#### Required task
Copy every line of the following data that includes the string "case".

#### Stored records
—————

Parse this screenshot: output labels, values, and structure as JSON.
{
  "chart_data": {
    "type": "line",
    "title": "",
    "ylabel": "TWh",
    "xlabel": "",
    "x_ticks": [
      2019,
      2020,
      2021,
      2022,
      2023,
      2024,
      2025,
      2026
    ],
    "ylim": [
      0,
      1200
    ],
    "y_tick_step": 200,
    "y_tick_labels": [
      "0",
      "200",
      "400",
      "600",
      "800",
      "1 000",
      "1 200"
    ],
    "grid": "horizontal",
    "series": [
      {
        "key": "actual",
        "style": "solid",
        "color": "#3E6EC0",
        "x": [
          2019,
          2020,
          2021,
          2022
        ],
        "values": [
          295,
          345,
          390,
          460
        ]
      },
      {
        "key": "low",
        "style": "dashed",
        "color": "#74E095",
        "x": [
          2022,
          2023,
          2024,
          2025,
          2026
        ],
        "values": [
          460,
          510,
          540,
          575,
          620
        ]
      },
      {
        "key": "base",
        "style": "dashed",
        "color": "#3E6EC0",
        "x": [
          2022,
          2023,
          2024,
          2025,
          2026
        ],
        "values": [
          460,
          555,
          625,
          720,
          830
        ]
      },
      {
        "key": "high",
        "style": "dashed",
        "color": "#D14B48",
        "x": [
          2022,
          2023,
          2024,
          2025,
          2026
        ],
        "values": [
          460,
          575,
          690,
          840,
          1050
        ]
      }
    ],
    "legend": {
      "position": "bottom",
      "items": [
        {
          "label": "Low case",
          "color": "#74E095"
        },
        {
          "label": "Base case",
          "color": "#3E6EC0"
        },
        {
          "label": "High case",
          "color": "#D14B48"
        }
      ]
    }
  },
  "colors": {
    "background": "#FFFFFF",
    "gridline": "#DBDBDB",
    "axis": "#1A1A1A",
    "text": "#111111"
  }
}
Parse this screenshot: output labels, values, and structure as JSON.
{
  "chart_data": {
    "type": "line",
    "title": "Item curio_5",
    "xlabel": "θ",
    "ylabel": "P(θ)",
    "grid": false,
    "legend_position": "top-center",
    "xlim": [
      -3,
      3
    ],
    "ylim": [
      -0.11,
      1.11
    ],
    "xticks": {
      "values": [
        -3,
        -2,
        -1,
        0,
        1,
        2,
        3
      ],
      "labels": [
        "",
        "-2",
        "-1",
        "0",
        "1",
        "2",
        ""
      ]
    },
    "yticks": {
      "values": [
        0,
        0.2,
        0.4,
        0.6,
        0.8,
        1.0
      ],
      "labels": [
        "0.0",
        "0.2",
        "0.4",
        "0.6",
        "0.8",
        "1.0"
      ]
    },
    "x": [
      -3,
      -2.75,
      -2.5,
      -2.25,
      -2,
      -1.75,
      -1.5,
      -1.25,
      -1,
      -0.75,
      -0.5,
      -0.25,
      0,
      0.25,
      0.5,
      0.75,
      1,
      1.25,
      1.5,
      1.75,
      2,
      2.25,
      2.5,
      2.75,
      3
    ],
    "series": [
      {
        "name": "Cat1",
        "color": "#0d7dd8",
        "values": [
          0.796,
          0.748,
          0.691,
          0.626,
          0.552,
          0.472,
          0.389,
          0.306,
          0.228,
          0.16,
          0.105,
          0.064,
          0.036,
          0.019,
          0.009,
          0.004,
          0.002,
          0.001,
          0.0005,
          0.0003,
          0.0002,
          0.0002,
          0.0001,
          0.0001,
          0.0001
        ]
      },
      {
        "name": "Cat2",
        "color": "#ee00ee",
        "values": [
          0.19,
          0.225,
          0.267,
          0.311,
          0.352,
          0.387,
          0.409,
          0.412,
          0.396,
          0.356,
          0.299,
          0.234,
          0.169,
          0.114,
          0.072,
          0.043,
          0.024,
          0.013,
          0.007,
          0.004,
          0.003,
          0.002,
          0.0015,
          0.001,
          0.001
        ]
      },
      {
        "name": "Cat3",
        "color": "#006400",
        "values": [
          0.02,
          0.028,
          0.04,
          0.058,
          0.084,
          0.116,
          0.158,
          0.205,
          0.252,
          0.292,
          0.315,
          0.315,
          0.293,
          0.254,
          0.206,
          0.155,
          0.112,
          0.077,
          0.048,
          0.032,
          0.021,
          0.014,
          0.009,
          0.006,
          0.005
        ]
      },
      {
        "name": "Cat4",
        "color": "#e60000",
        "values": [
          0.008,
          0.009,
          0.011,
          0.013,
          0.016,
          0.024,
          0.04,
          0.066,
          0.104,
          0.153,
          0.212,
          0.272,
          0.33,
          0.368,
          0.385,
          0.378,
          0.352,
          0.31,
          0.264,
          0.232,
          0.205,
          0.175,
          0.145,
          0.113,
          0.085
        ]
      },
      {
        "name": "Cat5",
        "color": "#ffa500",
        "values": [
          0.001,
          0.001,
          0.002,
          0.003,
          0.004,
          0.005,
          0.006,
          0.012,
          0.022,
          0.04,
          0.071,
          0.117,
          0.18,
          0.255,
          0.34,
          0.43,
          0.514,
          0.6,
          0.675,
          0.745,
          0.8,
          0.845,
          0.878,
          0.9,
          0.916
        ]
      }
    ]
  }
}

—————

#### Expected answer
          "label": "Low case",
          "label": "Base case",
          "label": "High case",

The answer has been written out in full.